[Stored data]
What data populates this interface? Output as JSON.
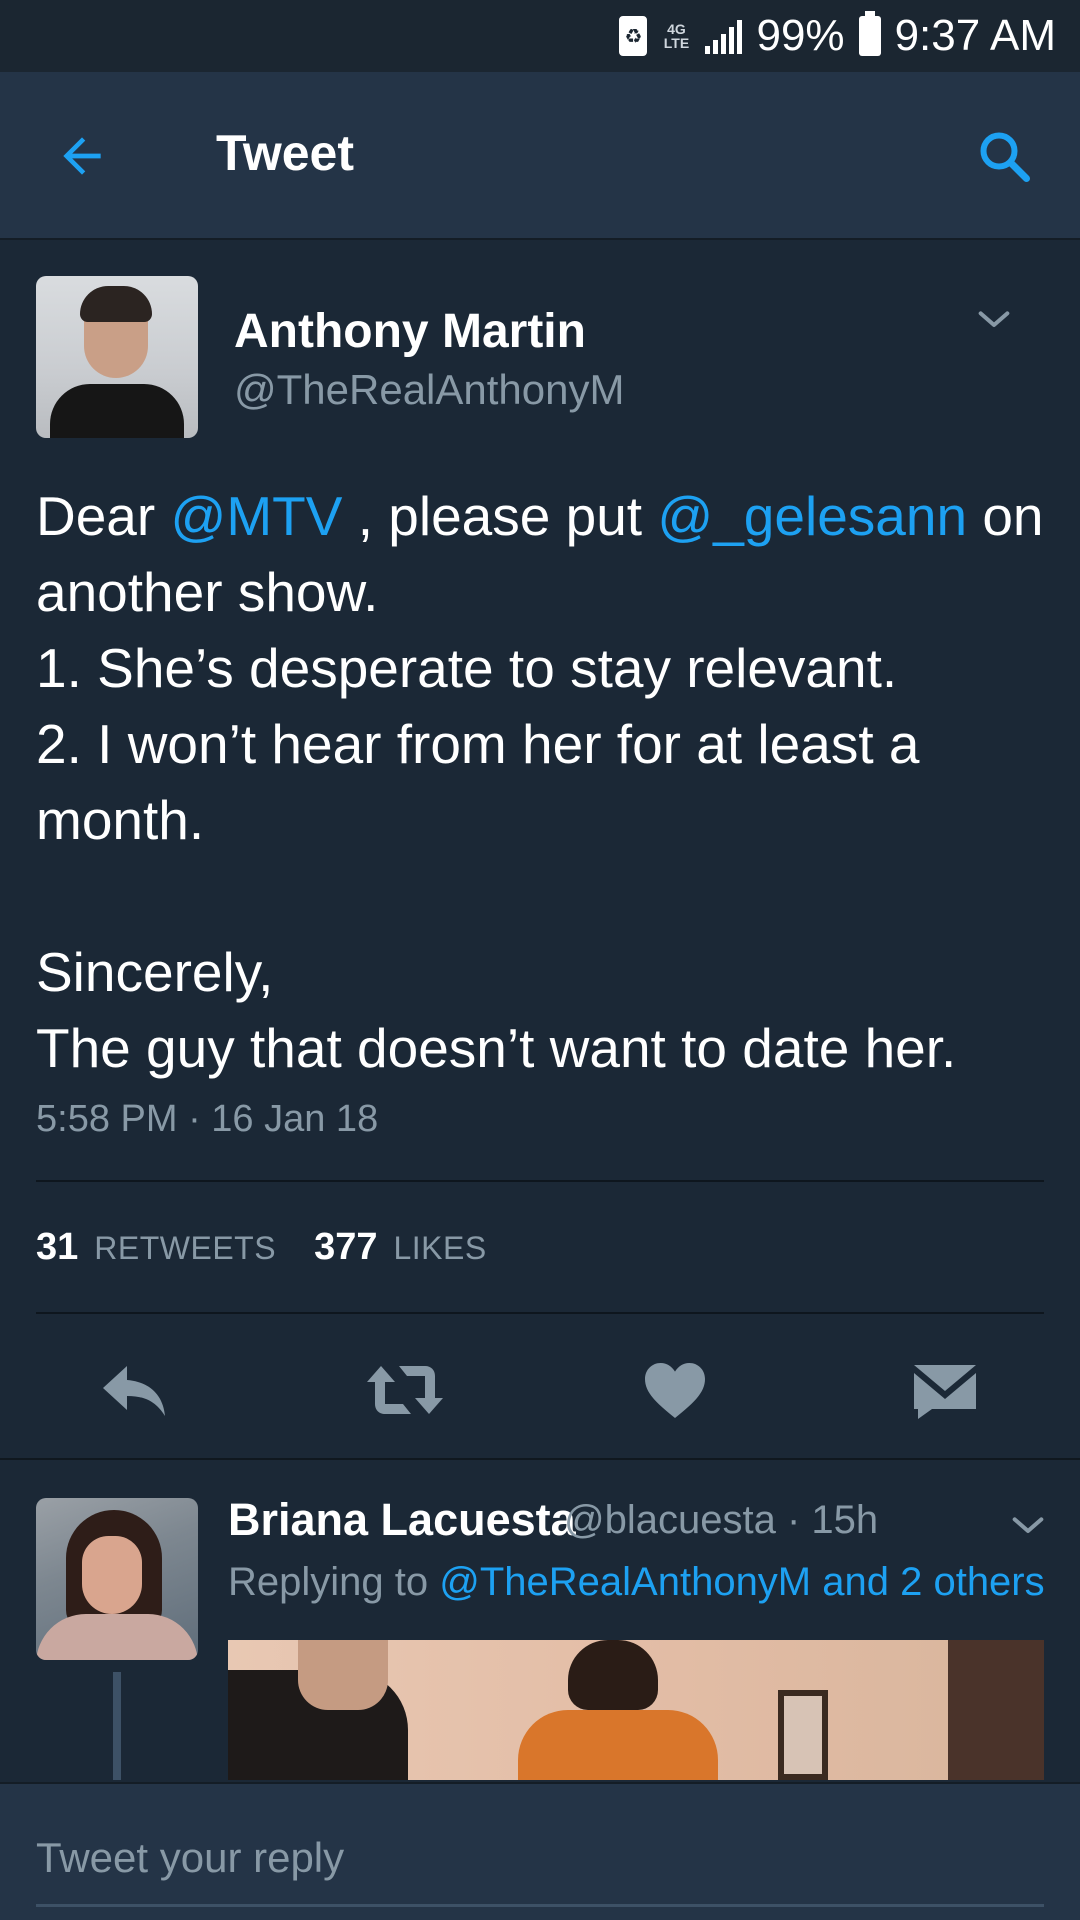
{
  "status_bar": {
    "battery_percent": "99%",
    "time": "9:37 AM",
    "network": "4G LTE"
  },
  "header": {
    "title": "Tweet",
    "back_icon": "arrow-left-icon",
    "search_icon": "search-icon"
  },
  "tweet": {
    "author_name": "Anthony Martin",
    "author_handle": "@TheRealAnthonyM",
    "text_parts": {
      "p1": "Dear ",
      "m1": "@MTV",
      "p2": " , please put ",
      "m2": "@_gelesann",
      "p3": " on another show.\n1. She’s desperate to stay relevant.\n2. I won’t hear from her for at least a month.\n\nSincerely,\nThe guy that doesn’t want to date her."
    },
    "timestamp": "5:58 PM · 16 Jan 18",
    "retweets_count": "31",
    "retweets_label": "RETWEETS",
    "likes_count": "377",
    "likes_label": "LIKES"
  },
  "reply": {
    "author_name": "Briana Lacuesta",
    "meta": "@blacuesta · 15h",
    "replying_prefix": "Replying to ",
    "replying_to": "@TheRealAnthonyM and 2 others"
  },
  "composer": {
    "placeholder": "Tweet your reply"
  },
  "colors": {
    "accent": "#1da1f2",
    "background": "#1b2836",
    "header": "#243447",
    "muted_text": "#8899a6"
  }
}
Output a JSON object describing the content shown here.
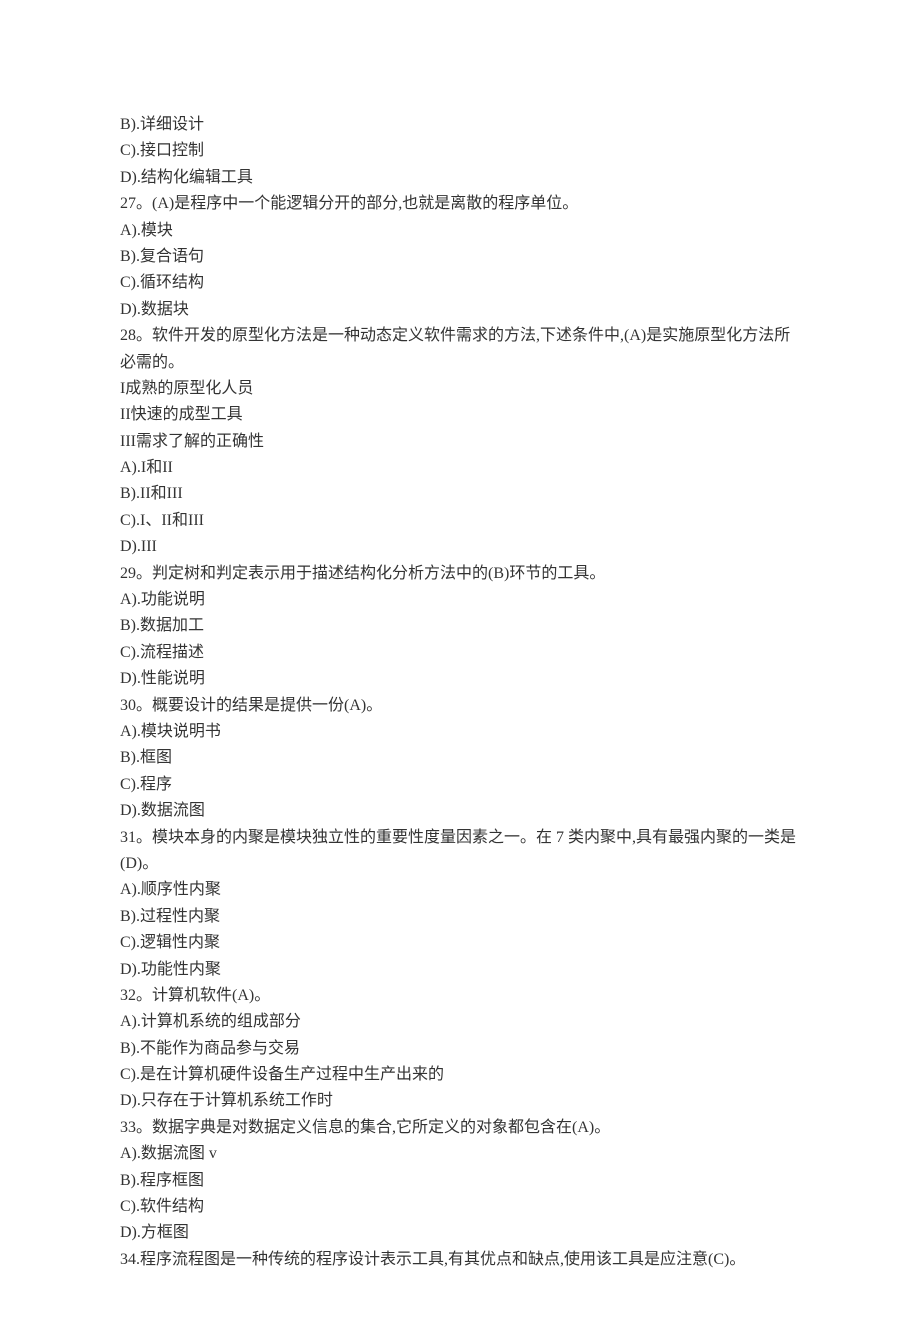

* _GOAL_
Copy out each line of the data containing the string "Output".

* _TASK SOLUTION_
What data populates this interface? Output as JSON.
Output a JSON object describing the content shown here.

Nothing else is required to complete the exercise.